_EXERCISE AIM:_ Output all of the records exactly as written.

________________

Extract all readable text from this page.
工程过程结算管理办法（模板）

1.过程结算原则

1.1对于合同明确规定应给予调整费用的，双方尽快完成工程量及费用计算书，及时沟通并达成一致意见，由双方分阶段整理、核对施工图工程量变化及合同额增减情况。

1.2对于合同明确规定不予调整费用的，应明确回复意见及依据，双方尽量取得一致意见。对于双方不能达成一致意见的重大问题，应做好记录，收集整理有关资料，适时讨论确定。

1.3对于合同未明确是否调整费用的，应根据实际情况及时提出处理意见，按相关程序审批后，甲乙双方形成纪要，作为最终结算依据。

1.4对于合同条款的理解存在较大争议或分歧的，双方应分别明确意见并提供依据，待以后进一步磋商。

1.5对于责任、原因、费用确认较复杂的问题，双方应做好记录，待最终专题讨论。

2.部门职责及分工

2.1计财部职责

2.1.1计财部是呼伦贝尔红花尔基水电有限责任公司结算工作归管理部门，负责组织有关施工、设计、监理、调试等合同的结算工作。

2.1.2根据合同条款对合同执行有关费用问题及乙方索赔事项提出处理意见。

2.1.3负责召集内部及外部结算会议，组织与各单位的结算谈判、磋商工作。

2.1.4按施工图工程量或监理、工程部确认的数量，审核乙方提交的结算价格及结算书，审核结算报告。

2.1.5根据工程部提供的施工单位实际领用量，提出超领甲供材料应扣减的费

________________

_EXERCISE SOLUTION:_
Extract all readable text from this page.
工程过程结算管理办法（模板）

1.过程结算原则

1.1对于合同明确规定应给予调整费用的，双方尽快完成工程量及费用计算书，及时沟通并达成一致意见，由双方分阶段整理、核对施工图工程量变化及合同额增减情况。

1.2对于合同明确规定不予调整费用的，应明确回复意见及依据，双方尽量取得一致意见。对于双方不能达成一致意见的重大问题，应做好记录，收集整理有关资料，适时讨论确定。

1.3对于合同未明确是否调整费用的，应根据实际情况及时提出处理意见，按相关程序审批后，甲乙双方形成纪要，作为最终结算依据。

1.4对于合同条款的理解存在较大争议或分歧的，双方应分别明确意见并提供依据，待以后进一步磋商。

1.5对于责任、原因、费用确认较复杂的问题，双方应做好记录，待最终专题讨论。

2.部门职责及分工

2.1计财部职责

2.1.1计财部是呼伦贝尔红花尔基水电有限责任公司结算工作归管理部门，负责组织有关施工、设计、监理、调试等合同的结算工作。

2.1.2根据合同条款对合同执行有关费用问题及乙方索赔事项提出处理意见。

2.1.3负责召集内部及外部结算会议，组织与各单位的结算谈判、磋商工作。

2.1.4按施工图工程量或监理、工程部确认的数量，审核乙方提交的结算价格及结算书，审核结算报告。

2.1.5根据工程部提供的施工单位实际领用量，提出超领甲供材料应扣减的费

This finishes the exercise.